SSRIs are not addictive in the strict sense of the word but suddenly discontinuing their use is known to cause a variety of symptoms including head zaps as well as dizziness and nausea, a phenomenon which has come to be known as "SSRI discontinuation syndrome" These medications must be weaned off slowly. Do not just finish the packet and hope for the best. If you are really struggling many people have found it best to switch to a liquid formulation and wean down mg by mg over several months.<.p>

SSRI's do not appear to create a physical addiction and are not extremely toxic if too many are taken.

There have been lots of news items regarding the safety of these medicines in the last few years. I am not going to address those issues here but do take extra good care of yourself and keep close to a support network when you first go on them and when you come off them and tell your doctor if extreme symptoms or thoughts are becoming a reality. These appear to be the most vulnerable times.

Whether you take medication and if so what brand, is a discussion that you need to have with your doctor. Do review any online news pages and make your own assessment of which brand(s) is/are the one(s) most linked to these safety issues.

Current SSRI's include

Fluoxetine Prozac®, Fontex®, Seromex®, Seronil®, Sarafem®http://www.prozac.com
Prozac Hard Capsule -(NHS Direct site)

Structured page parsing data
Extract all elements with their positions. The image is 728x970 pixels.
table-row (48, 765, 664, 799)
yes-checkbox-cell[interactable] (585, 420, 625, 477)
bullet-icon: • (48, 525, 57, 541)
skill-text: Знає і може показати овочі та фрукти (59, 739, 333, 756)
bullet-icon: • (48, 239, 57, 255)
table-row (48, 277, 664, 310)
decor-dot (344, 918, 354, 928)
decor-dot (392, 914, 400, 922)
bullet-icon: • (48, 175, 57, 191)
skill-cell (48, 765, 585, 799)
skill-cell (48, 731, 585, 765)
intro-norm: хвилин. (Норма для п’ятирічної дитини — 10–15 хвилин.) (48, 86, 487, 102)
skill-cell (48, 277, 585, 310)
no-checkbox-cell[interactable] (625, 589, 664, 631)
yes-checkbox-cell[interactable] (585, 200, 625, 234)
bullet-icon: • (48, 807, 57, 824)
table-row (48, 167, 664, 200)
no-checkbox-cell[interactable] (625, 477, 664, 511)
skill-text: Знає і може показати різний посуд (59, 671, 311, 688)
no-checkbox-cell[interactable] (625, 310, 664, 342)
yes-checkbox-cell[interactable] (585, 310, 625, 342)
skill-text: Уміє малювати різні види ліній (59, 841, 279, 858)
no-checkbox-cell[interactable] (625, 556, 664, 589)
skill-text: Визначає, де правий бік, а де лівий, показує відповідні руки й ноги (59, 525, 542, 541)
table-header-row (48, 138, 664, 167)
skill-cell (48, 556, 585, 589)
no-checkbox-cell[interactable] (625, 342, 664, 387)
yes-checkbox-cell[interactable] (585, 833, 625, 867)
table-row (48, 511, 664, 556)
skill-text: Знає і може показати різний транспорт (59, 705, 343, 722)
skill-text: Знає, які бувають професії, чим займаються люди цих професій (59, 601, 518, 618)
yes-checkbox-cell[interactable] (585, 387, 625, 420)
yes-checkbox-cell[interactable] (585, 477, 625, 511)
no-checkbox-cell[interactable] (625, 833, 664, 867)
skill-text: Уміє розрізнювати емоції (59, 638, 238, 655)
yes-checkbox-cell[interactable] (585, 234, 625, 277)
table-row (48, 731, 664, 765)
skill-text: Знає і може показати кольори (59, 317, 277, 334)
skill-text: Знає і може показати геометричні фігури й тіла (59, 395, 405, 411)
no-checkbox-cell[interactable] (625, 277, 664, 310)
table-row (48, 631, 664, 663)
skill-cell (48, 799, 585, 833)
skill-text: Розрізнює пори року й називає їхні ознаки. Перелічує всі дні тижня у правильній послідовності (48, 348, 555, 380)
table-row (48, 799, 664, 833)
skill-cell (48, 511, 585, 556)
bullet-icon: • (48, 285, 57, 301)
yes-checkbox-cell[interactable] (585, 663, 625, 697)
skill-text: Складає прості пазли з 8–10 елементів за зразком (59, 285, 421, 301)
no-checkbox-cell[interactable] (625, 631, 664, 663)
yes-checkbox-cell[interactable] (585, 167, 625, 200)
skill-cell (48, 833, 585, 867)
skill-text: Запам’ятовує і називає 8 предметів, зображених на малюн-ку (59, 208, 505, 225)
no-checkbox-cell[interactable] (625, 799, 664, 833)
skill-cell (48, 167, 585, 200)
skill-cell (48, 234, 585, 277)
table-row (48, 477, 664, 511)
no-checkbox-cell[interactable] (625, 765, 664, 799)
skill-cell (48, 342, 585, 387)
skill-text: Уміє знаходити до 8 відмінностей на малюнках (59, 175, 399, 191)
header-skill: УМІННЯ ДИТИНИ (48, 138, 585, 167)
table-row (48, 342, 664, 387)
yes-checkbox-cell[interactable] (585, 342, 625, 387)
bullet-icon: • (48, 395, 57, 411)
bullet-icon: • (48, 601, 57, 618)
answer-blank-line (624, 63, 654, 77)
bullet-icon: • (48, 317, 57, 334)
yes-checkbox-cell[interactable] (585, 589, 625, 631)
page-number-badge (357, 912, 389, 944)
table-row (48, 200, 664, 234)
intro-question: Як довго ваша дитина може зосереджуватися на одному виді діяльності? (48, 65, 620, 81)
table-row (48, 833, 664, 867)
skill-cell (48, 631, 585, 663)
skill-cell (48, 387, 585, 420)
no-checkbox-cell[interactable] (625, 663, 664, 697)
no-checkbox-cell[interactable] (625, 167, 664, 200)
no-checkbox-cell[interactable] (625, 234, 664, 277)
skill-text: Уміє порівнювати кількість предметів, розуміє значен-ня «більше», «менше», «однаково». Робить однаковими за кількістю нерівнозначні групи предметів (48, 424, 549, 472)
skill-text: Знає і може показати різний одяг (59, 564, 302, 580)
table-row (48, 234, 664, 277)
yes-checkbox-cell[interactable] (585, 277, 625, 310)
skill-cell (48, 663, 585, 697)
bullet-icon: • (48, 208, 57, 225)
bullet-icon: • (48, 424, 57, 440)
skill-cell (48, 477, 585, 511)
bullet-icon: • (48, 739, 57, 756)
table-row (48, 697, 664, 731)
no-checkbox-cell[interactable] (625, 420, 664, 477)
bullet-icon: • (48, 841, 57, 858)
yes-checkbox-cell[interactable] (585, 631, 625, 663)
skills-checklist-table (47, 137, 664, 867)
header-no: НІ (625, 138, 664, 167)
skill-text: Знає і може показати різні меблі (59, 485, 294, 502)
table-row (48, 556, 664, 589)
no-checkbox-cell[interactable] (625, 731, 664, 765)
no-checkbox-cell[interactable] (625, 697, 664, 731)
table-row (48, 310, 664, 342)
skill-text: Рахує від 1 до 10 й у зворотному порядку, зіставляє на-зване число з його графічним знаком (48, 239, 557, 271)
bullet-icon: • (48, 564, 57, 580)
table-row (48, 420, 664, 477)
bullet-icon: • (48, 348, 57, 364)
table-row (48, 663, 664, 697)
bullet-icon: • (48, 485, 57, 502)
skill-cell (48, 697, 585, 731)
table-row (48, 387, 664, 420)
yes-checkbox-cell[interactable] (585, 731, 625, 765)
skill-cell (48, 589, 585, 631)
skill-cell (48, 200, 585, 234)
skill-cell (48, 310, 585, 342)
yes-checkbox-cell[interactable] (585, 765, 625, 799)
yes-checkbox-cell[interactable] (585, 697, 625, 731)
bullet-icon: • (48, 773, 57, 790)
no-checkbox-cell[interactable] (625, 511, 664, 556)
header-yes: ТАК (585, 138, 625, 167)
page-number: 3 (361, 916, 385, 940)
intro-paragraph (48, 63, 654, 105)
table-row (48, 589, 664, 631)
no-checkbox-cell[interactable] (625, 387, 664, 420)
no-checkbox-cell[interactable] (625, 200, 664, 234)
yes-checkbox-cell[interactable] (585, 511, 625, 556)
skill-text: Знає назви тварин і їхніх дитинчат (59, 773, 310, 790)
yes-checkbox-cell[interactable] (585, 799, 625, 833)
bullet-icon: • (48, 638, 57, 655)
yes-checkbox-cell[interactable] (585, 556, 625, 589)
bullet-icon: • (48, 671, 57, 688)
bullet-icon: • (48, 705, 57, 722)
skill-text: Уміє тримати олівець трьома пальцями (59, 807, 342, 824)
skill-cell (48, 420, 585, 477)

§ **The problem**:
In the passage about SSRIs, what name is given to the symptoms caused by suddenly stopping these medications?

§ **Result of this task**:
SSRI discontinuation syndrome